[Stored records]
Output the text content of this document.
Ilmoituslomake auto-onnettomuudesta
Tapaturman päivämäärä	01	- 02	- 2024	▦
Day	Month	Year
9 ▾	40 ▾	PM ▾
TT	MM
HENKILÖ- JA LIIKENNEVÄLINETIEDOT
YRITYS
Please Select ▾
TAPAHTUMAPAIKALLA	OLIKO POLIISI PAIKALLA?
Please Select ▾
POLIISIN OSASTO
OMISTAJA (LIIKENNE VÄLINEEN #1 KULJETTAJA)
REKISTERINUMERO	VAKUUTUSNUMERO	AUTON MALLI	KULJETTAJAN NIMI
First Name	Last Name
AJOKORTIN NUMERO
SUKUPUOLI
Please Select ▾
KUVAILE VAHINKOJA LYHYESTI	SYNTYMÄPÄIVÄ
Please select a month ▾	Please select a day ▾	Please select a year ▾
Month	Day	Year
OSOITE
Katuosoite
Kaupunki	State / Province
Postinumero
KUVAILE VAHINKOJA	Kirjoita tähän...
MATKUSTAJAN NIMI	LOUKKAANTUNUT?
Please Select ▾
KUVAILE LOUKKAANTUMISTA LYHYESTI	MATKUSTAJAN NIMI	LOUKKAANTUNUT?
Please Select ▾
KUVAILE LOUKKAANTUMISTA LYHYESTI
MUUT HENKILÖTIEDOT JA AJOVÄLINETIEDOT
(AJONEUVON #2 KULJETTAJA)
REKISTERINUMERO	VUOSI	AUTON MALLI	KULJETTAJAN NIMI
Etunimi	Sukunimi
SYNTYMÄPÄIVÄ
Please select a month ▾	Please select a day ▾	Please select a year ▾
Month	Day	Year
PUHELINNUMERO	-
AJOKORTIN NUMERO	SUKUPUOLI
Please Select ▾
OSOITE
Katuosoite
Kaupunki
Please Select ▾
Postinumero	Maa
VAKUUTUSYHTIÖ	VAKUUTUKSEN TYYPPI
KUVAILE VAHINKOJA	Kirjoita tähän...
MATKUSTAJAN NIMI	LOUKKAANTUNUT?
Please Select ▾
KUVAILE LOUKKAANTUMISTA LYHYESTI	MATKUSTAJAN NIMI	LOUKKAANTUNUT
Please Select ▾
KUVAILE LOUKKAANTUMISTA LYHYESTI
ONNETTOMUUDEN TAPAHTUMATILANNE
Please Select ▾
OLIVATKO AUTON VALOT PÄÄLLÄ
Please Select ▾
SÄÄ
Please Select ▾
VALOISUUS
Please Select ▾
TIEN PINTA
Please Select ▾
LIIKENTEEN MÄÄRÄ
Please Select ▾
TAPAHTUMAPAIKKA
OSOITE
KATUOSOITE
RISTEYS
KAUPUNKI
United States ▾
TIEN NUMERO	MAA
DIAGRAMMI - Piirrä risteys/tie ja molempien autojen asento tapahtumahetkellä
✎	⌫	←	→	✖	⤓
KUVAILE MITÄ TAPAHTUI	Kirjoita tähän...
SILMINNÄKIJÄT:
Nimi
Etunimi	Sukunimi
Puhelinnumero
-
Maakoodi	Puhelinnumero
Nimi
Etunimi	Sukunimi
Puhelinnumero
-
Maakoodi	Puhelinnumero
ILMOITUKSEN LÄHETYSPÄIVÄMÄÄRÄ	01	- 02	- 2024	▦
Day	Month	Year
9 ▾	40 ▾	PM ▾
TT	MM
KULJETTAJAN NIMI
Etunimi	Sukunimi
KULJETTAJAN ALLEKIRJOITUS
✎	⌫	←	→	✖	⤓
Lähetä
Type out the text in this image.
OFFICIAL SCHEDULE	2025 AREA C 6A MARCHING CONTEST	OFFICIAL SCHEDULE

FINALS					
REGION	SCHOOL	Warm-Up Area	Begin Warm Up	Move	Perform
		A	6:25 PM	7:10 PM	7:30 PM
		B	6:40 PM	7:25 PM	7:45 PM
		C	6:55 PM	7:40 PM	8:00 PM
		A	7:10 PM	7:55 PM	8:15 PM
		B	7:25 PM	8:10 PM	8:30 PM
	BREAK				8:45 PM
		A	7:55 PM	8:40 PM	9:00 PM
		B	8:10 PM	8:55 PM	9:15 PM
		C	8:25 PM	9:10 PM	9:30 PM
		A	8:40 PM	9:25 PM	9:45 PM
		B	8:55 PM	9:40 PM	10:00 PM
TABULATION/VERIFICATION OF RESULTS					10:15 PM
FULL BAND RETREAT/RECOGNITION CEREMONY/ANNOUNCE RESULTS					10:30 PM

OBJECTIVE.
Extract each line holding the word "RESULTS" from the records.

SOLUTION TO THIS TASK.
TABULATION/VERIFICATION OF RESULTS					10:15 PM
FULL BAND RETREAT/RECOGNITION CEREMONY/ANNOUNCE RESULTS					10:30 PM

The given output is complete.